**BRIEF**
Every record below, from first to last: print it exactly as shown.

**DATA FOR THIS TASK**
════════

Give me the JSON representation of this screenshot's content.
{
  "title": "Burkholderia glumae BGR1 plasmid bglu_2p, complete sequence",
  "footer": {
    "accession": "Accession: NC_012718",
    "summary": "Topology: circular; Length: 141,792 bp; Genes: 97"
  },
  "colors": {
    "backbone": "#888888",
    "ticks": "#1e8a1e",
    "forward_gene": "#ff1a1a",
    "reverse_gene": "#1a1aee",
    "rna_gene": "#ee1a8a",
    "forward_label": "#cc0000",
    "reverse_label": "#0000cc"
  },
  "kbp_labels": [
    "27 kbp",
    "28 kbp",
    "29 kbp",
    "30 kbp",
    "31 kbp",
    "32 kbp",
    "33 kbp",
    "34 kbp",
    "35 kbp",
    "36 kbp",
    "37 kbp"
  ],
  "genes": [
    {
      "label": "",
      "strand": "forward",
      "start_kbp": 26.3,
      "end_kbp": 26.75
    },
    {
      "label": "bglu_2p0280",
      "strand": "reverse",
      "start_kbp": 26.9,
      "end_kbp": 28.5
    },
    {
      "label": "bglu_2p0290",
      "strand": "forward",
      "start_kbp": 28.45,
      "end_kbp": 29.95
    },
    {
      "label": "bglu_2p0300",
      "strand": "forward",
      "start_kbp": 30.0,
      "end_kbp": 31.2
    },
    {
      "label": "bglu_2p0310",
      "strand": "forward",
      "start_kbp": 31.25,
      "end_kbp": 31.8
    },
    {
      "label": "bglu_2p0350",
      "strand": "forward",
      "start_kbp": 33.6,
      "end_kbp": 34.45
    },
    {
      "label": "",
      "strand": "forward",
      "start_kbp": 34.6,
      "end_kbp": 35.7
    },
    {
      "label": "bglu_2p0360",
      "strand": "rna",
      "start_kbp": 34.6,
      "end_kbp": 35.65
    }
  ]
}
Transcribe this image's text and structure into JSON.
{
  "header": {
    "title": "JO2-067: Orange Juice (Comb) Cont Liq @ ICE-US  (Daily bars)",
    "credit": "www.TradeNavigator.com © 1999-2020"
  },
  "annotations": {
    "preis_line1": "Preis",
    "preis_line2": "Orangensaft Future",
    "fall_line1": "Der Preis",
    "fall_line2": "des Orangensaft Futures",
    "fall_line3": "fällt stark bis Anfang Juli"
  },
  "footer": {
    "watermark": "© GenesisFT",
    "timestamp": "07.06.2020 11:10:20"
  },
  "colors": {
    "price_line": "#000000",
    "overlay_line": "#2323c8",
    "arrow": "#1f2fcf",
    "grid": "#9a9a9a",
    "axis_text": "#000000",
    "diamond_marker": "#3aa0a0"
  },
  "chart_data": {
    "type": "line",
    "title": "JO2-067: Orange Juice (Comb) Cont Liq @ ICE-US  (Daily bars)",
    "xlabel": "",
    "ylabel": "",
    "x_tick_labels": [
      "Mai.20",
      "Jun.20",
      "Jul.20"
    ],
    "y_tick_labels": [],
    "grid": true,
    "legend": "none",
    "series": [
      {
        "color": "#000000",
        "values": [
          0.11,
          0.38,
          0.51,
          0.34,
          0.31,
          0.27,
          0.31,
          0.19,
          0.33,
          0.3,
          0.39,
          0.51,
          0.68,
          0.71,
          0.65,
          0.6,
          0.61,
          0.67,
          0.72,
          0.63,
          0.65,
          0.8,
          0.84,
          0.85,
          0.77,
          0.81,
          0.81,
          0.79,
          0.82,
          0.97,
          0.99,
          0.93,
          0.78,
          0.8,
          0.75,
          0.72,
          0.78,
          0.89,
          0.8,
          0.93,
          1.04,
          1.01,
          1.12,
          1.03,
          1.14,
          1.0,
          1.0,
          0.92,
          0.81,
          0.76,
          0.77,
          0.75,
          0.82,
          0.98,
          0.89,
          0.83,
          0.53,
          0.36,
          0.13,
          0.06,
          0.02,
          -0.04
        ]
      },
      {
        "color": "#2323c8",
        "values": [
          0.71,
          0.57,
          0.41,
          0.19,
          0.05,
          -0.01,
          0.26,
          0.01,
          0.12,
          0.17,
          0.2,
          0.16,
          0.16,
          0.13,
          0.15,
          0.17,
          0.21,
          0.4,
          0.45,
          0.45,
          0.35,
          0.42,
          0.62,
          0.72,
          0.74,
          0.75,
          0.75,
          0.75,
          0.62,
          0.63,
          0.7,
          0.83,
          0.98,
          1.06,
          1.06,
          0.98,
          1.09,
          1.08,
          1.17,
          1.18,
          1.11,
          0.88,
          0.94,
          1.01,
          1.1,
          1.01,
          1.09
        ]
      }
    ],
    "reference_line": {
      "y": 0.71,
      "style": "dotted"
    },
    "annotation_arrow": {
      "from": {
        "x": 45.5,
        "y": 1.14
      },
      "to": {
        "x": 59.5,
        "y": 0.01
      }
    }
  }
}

════════

**EXERCISE OUTPUT**
Give me the JSON representation of this screenshot's content.
{
  "title": "Burkholderia glumae BGR1 plasmid bglu_2p, complete sequence",
  "footer": {
    "accession": "Accession: NC_012718",
    "summary": "Topology: circular; Length: 141,792 bp; Genes: 97"
  },
  "colors": {
    "backbone": "#888888",
    "ticks": "#1e8a1e",
    "forward_gene": "#ff1a1a",
    "reverse_gene": "#1a1aee",
    "rna_gene": "#ee1a8a",
    "forward_label": "#cc0000",
    "reverse_label": "#0000cc"
  },
  "kbp_labels": [
    "27 kbp",
    "28 kbp",
    "29 kbp",
    "30 kbp",
    "31 kbp",
    "32 kbp",
    "33 kbp",
    "34 kbp",
    "35 kbp",
    "36 kbp",
    "37 kbp"
  ],
  "genes": [
    {
      "label": "",
      "strand": "forward",
      "start_kbp": 26.3,
      "end_kbp": 26.75
    },
    {
      "label": "bglu_2p0280",
      "strand": "reverse",
      "start_kbp": 26.9,
      "end_kbp": 28.5
    },
    {
      "label": "bglu_2p0290",
      "strand": "forward",
      "start_kbp": 28.45,
      "end_kbp": 29.95
    },
    {
      "label": "bglu_2p0300",
      "strand": "forward",
      "start_kbp": 30.0,
      "end_kbp": 31.2
    },
    {
      "label": "bglu_2p0310",
      "strand": "forward",
      "start_kbp": 31.25,
      "end_kbp": 31.8
    },
    {
      "label": "bglu_2p0350",
      "strand": "forward",
      "start_kbp": 33.6,
      "end_kbp": 34.45
    },
    {
      "label": "",
      "strand": "forward",
      "start_kbp": 34.6,
      "end_kbp": 35.7
    },
    {
      "label": "bglu_2p0360",
      "strand": "rna",
      "start_kbp": 34.6,
      "end_kbp": 35.65
    }
  ]
}
Transcribe this image's text and structure into JSON.
{
  "header": {
    "title": "JO2-067: Orange Juice (Comb) Cont Liq @ ICE-US  (Daily bars)",
    "credit": "www.TradeNavigator.com © 1999-2020"
  },
  "annotations": {
    "preis_line1": "Preis",
    "preis_line2": "Orangensaft Future",
    "fall_line1": "Der Preis",
    "fall_line2": "des Orangensaft Futures",
    "fall_line3": "fällt stark bis Anfang Juli"
  },
  "footer": {
    "watermark": "© GenesisFT",
    "timestamp": "07.06.2020 11:10:20"
  },
  "colors": {
    "price_line": "#000000",
    "overlay_line": "#2323c8",
    "arrow": "#1f2fcf",
    "grid": "#9a9a9a",
    "axis_text": "#000000",
    "diamond_marker": "#3aa0a0"
  },
  "chart_data": {
    "type": "line",
    "title": "JO2-067: Orange Juice (Comb) Cont Liq @ ICE-US  (Daily bars)",
    "xlabel": "",
    "ylabel": "",
    "x_tick_labels": [
      "Mai.20",
      "Jun.20",
      "Jul.20"
    ],
    "y_tick_labels": [],
    "grid": true,
    "legend": "none",
    "series": [
      {
        "color": "#000000",
        "values": [
          0.11,
          0.38,
          0.51,
          0.34,
          0.31,
          0.27,
          0.31,
          0.19,
          0.33,
          0.3,
          0.39,
          0.51,
          0.68,
          0.71,
          0.65,
          0.6,
          0.61,
          0.67,
          0.72,
          0.63,
          0.65,
          0.8,
          0.84,
          0.85,
          0.77,
          0.81,
          0.81,
          0.79,
          0.82,
          0.97,
          0.99,
          0.93,
          0.78,
          0.8,
          0.75,
          0.72,
          0.78,
          0.89,
          0.8,
          0.93,
          1.04,
          1.01,
          1.12,
          1.03,
          1.14,
          1.0,
          1.0,
          0.92,
          0.81,
          0.76,
          0.77,
          0.75,
          0.82,
          0.98,
          0.89,
          0.83,
          0.53,
          0.36,
          0.13,
          0.06,
          0.02,
          -0.04
        ]
      },
      {
        "color": "#2323c8",
        "values": [
          0.71,
          0.57,
          0.41,
          0.19,
          0.05,
          -0.01,
          0.26,
          0.01,
          0.12,
          0.17,
          0.2,
          0.16,
          0.16,
          0.13,
          0.15,
          0.17,
          0.21,
          0.4,
          0.45,
          0.45,
          0.35,
          0.42,
          0.62,
          0.72,
          0.74,
          0.75,
          0.75,
          0.75,
          0.62,
          0.63,
          0.7,
          0.83,
          0.98,
          1.06,
          1.06,
          0.98,
          1.09,
          1.08,
          1.17,
          1.18,
          1.11,
          0.88,
          0.94,
          1.01,
          1.1,
          1.01,
          1.09
        ]
      }
    ],
    "reference_line": {
      "y": 0.71,
      "style": "dotted"
    },
    "annotation_arrow": {
      "from": {
        "x": 45.5,
        "y": 1.14
      },
      "to": {
        "x": 59.5,
        "y": 0.01
      }
    }
  }
}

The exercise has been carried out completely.